• STATED EXERCISE
Which lines include the word "this"? Copy each of them.

• WORKING DATA
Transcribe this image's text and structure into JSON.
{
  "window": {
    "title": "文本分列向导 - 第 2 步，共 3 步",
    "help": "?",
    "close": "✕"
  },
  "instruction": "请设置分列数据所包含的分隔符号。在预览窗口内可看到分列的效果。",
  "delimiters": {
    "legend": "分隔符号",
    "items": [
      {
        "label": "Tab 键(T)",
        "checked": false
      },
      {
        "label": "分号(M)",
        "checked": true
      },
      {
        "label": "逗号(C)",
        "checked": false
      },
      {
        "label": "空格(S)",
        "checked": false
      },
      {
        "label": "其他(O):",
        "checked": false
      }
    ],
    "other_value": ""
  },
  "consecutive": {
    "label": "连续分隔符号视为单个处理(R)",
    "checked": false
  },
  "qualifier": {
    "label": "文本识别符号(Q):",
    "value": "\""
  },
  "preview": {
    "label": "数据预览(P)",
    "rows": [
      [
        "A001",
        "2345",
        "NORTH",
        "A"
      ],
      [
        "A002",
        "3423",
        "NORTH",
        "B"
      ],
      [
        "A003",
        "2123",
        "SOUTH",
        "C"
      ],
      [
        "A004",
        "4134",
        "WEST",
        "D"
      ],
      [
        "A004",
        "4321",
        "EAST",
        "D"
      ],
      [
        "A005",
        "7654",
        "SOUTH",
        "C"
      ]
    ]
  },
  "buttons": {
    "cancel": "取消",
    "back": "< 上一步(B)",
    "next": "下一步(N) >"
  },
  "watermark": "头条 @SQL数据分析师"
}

--

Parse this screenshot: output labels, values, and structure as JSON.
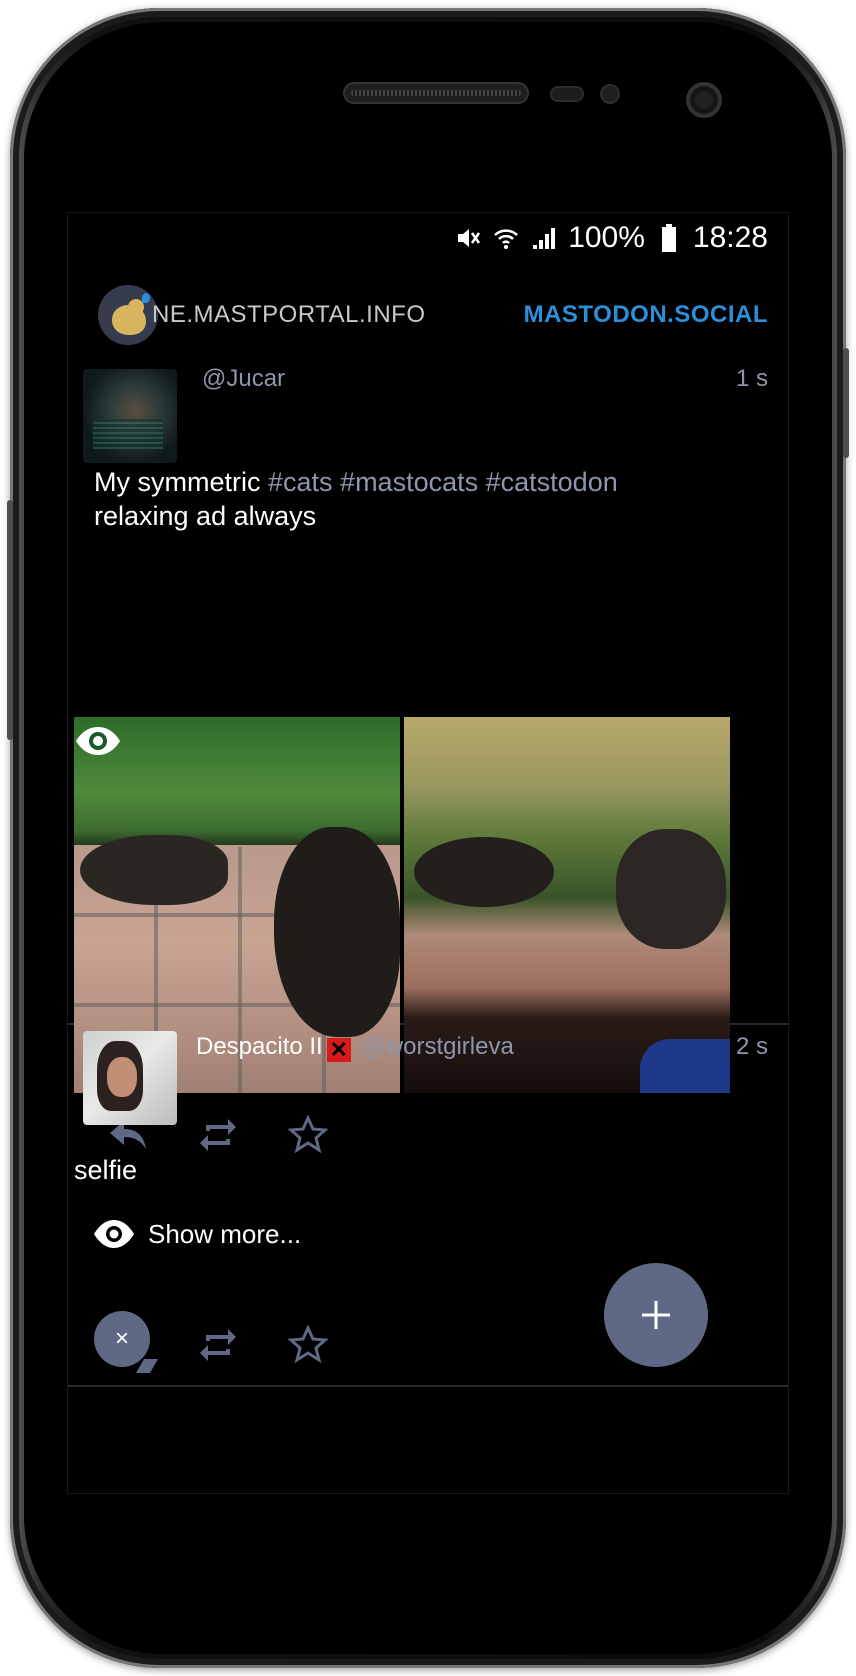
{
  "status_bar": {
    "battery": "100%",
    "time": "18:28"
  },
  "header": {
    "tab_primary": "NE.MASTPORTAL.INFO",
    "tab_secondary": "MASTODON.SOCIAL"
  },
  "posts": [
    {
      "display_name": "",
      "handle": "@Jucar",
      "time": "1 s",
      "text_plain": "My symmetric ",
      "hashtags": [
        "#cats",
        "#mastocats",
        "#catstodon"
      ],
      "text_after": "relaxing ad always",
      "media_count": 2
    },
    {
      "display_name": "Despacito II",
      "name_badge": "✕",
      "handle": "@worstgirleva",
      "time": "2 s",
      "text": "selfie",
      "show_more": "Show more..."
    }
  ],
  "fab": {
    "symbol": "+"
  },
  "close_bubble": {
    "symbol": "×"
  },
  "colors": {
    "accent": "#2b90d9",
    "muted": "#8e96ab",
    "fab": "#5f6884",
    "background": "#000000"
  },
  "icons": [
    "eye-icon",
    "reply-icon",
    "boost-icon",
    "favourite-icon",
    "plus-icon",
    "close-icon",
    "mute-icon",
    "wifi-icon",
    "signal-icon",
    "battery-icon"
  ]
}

• OUTPUT OF THE EXERCISE
Transcribe this image's text and structure into JSON.
Parse this screenshot: output labels, values, and structure as JSON.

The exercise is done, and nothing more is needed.